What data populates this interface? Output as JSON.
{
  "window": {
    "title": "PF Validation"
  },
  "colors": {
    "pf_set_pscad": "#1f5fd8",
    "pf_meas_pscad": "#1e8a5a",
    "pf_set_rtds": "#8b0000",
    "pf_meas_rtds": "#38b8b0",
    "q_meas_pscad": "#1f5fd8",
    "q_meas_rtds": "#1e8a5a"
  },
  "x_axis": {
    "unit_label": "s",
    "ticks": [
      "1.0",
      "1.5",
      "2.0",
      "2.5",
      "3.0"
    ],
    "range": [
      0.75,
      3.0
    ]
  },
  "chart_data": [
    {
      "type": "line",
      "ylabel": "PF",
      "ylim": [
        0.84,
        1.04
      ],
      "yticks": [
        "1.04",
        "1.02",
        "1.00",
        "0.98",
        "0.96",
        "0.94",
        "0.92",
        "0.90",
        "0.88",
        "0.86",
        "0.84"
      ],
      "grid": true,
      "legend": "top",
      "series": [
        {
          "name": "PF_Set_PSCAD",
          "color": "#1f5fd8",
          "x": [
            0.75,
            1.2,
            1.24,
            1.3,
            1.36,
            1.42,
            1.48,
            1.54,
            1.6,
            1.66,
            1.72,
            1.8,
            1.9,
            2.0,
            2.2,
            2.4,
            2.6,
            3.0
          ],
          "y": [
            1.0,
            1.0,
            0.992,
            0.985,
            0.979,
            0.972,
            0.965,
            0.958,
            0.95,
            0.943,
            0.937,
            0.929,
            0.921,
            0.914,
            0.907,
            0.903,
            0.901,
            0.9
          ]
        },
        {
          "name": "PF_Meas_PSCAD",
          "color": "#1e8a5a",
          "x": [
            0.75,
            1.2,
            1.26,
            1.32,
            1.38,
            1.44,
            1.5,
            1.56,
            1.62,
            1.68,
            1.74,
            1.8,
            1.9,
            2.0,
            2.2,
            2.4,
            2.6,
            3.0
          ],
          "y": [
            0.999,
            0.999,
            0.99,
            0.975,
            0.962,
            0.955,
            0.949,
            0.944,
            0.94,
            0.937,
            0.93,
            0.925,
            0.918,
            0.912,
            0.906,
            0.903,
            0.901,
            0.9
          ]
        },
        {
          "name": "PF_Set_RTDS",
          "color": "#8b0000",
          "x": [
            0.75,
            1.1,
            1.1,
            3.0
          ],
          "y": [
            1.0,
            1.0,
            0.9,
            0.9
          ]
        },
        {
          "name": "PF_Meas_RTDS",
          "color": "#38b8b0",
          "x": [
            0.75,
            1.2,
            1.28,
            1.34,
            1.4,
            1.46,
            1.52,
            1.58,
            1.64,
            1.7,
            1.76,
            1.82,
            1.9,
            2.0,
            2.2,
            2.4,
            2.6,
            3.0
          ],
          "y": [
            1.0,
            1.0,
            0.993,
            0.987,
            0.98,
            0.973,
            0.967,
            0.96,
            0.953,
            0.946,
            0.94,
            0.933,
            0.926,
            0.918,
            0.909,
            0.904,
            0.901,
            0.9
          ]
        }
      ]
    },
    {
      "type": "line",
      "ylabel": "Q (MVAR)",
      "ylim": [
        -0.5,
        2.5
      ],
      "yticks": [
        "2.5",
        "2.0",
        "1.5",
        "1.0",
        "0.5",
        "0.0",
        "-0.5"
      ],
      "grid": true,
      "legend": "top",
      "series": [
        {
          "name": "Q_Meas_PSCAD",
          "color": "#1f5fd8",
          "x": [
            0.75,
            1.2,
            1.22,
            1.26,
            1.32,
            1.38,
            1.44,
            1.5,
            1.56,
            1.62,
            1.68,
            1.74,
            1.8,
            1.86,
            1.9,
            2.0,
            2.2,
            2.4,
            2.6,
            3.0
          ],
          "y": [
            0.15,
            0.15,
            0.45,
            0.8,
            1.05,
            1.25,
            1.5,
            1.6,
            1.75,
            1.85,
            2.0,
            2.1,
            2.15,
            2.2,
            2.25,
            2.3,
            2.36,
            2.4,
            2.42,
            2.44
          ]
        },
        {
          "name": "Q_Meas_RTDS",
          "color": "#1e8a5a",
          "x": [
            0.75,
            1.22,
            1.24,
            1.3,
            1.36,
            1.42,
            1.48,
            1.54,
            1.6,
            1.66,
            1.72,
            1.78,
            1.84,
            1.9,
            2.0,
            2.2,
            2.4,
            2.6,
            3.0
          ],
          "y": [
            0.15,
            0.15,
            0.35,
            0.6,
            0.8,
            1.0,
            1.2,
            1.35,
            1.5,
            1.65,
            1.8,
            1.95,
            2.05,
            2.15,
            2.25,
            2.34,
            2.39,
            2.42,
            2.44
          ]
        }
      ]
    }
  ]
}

* * * * *

## Task requirements:
Write out all the data again, exactly as it appears.

## Task answer:
What data populates this interface? Output as JSON.
{
  "window": {
    "title": "PF Validation"
  },
  "colors": {
    "pf_set_pscad": "#1f5fd8",
    "pf_meas_pscad": "#1e8a5a",
    "pf_set_rtds": "#8b0000",
    "pf_meas_rtds": "#38b8b0",
    "q_meas_pscad": "#1f5fd8",
    "q_meas_rtds": "#1e8a5a"
  },
  "x_axis": {
    "unit_label": "s",
    "ticks": [
      "1.0",
      "1.5",
      "2.0",
      "2.5",
      "3.0"
    ],
    "range": [
      0.75,
      3.0
    ]
  },
  "chart_data": [
    {
      "type": "line",
      "ylabel": "PF",
      "ylim": [
        0.84,
        1.04
      ],
      "yticks": [
        "1.04",
        "1.02",
        "1.00",
        "0.98",
        "0.96",
        "0.94",
        "0.92",
        "0.90",
        "0.88",
        "0.86",
        "0.84"
      ],
      "grid": true,
      "legend": "top",
      "series": [
        {
          "name": "PF_Set_PSCAD",
          "color": "#1f5fd8",
          "x": [
            0.75,
            1.2,
            1.24,
            1.3,
            1.36,
            1.42,
            1.48,
            1.54,
            1.6,
            1.66,
            1.72,
            1.8,
            1.9,
            2.0,
            2.2,
            2.4,
            2.6,
            3.0
          ],
          "y": [
            1.0,
            1.0,
            0.992,
            0.985,
            0.979,
            0.972,
            0.965,
            0.958,
            0.95,
            0.943,
            0.937,
            0.929,
            0.921,
            0.914,
            0.907,
            0.903,
            0.901,
            0.9
          ]
        },
        {
          "name": "PF_Meas_PSCAD",
          "color": "#1e8a5a",
          "x": [
            0.75,
            1.2,
            1.26,
            1.32,
            1.38,
            1.44,
            1.5,
            1.56,
            1.62,
            1.68,
            1.74,
            1.8,
            1.9,
            2.0,
            2.2,
            2.4,
            2.6,
            3.0
          ],
          "y": [
            0.999,
            0.999,
            0.99,
            0.975,
            0.962,
            0.955,
            0.949,
            0.944,
            0.94,
            0.937,
            0.93,
            0.925,
            0.918,
            0.912,
            0.906,
            0.903,
            0.901,
            0.9
          ]
        },
        {
          "name": "PF_Set_RTDS",
          "color": "#8b0000",
          "x": [
            0.75,
            1.1,
            1.1,
            3.0
          ],
          "y": [
            1.0,
            1.0,
            0.9,
            0.9
          ]
        },
        {
          "name": "PF_Meas_RTDS",
          "color": "#38b8b0",
          "x": [
            0.75,
            1.2,
            1.28,
            1.34,
            1.4,
            1.46,
            1.52,
            1.58,
            1.64,
            1.7,
            1.76,
            1.82,
            1.9,
            2.0,
            2.2,
            2.4,
            2.6,
            3.0
          ],
          "y": [
            1.0,
            1.0,
            0.993,
            0.987,
            0.98,
            0.973,
            0.967,
            0.96,
            0.953,
            0.946,
            0.94,
            0.933,
            0.926,
            0.918,
            0.909,
            0.904,
            0.901,
            0.9
          ]
        }
      ]
    },
    {
      "type": "line",
      "ylabel": "Q (MVAR)",
      "ylim": [
        -0.5,
        2.5
      ],
      "yticks": [
        "2.5",
        "2.0",
        "1.5",
        "1.0",
        "0.5",
        "0.0",
        "-0.5"
      ],
      "grid": true,
      "legend": "top",
      "series": [
        {
          "name": "Q_Meas_PSCAD",
          "color": "#1f5fd8",
          "x": [
            0.75,
            1.2,
            1.22,
            1.26,
            1.32,
            1.38,
            1.44,
            1.5,
            1.56,
            1.62,
            1.68,
            1.74,
            1.8,
            1.86,
            1.9,
            2.0,
            2.2,
            2.4,
            2.6,
            3.0
          ],
          "y": [
            0.15,
            0.15,
            0.45,
            0.8,
            1.05,
            1.25,
            1.5,
            1.6,
            1.75,
            1.85,
            2.0,
            2.1,
            2.15,
            2.2,
            2.25,
            2.3,
            2.36,
            2.4,
            2.42,
            2.44
          ]
        },
        {
          "name": "Q_Meas_RTDS",
          "color": "#1e8a5a",
          "x": [
            0.75,
            1.22,
            1.24,
            1.3,
            1.36,
            1.42,
            1.48,
            1.54,
            1.6,
            1.66,
            1.72,
            1.78,
            1.84,
            1.9,
            2.0,
            2.2,
            2.4,
            2.6,
            3.0
          ],
          "y": [
            0.15,
            0.15,
            0.35,
            0.6,
            0.8,
            1.0,
            1.2,
            1.35,
            1.5,
            1.65,
            1.8,
            1.95,
            2.05,
            2.15,
            2.25,
            2.34,
            2.39,
            2.42,
            2.44
          ]
        }
      ]
    }
  ]
}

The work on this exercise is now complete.